▶ _Written problem_
Extract all lines in the data that contain the word "name".

Stored entries:
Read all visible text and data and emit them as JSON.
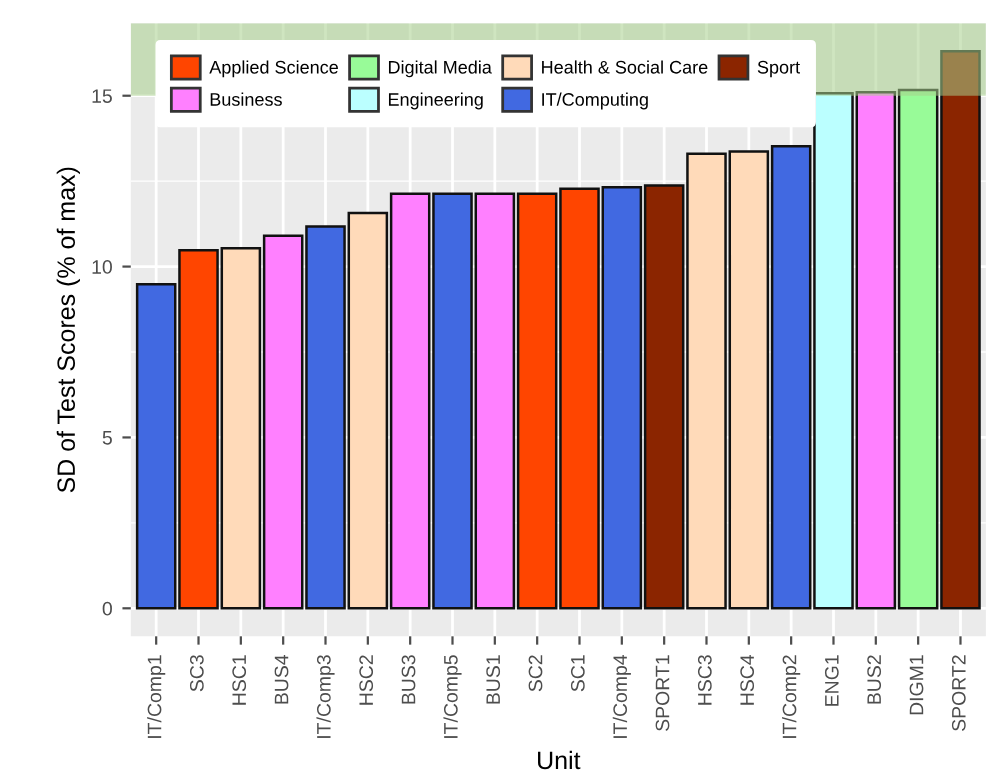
{
  "chart_data": {
    "type": "bar",
    "xlabel": "Unit",
    "ylabel": "SD of Test Scores (% of max)",
    "categories": [
      "IT/Comp1",
      "SC3",
      "HSC1",
      "BUS4",
      "IT/Comp3",
      "HSC2",
      "BUS3",
      "IT/Comp5",
      "BUS1",
      "SC2",
      "SC1",
      "IT/Comp4",
      "SPORT1",
      "HSC3",
      "HSC4",
      "IT/Comp2",
      "ENG1",
      "BUS2",
      "DIGM1",
      "SPORT2"
    ],
    "series": [
      {
        "name": "Applied Science",
        "color": "#ff4500",
        "values": [
          null,
          10.48,
          null,
          null,
          null,
          null,
          null,
          null,
          null,
          12.13,
          12.28,
          null,
          null,
          null,
          null,
          null,
          null,
          null,
          null,
          null
        ]
      },
      {
        "name": "Business",
        "color": "#ff80ff",
        "values": [
          null,
          null,
          null,
          10.9,
          null,
          null,
          12.13,
          null,
          12.13,
          null,
          null,
          null,
          null,
          null,
          null,
          null,
          null,
          15.1,
          null,
          null
        ]
      },
      {
        "name": "Digital Media",
        "color": "#98fb98",
        "values": [
          null,
          null,
          null,
          null,
          null,
          null,
          null,
          null,
          null,
          null,
          null,
          null,
          null,
          null,
          null,
          null,
          null,
          null,
          15.17,
          null
        ]
      },
      {
        "name": "Engineering",
        "color": "#bbffff",
        "values": [
          null,
          null,
          null,
          null,
          null,
          null,
          null,
          null,
          null,
          null,
          null,
          null,
          null,
          null,
          null,
          null,
          15.07,
          null,
          null,
          null
        ]
      },
      {
        "name": "Health & Social Care",
        "color": "#ffdab9",
        "values": [
          null,
          null,
          10.54,
          null,
          null,
          11.57,
          null,
          null,
          null,
          null,
          null,
          null,
          null,
          13.3,
          13.37,
          null,
          null,
          null,
          null,
          null
        ]
      },
      {
        "name": "IT/Computing",
        "color": "#4169e1",
        "values": [
          9.48,
          null,
          null,
          null,
          11.17,
          null,
          null,
          12.13,
          null,
          null,
          null,
          12.32,
          null,
          null,
          null,
          13.52,
          null,
          null,
          null,
          null
        ]
      },
      {
        "name": "Sport",
        "color": "#8b2500",
        "values": [
          null,
          null,
          null,
          null,
          null,
          null,
          null,
          null,
          null,
          null,
          null,
          null,
          12.37,
          null,
          null,
          null,
          null,
          null,
          null,
          16.3
        ]
      }
    ],
    "ylim": [
      -0.82,
      17.12
    ],
    "yticks": [
      0,
      5,
      10,
      15
    ],
    "bands": [
      {
        "axis": "y",
        "from": 15,
        "to": 17.12,
        "color": "#a8d08d"
      }
    ],
    "grid": true,
    "legend": "top left"
  }
}
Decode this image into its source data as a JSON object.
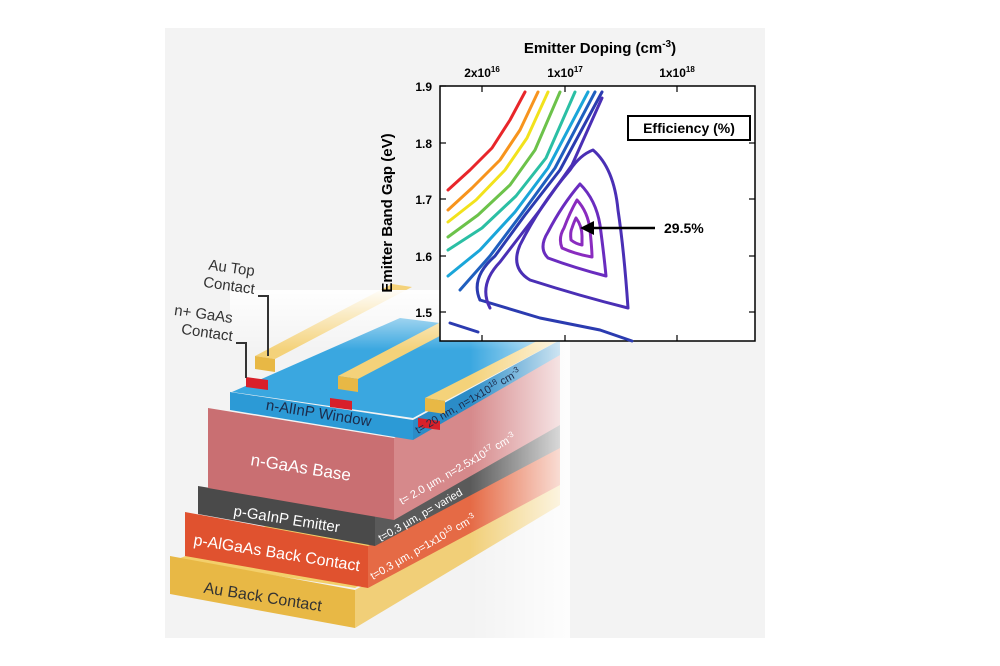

▶ _Solution for this task_
        "name": "Applied Science",
        "name": "Business",
        "name": "Digital Media",
        "name": "Engineering",
        "name": "Health & Social Care",
        "name": "IT/Computing",
        "name": "Sport",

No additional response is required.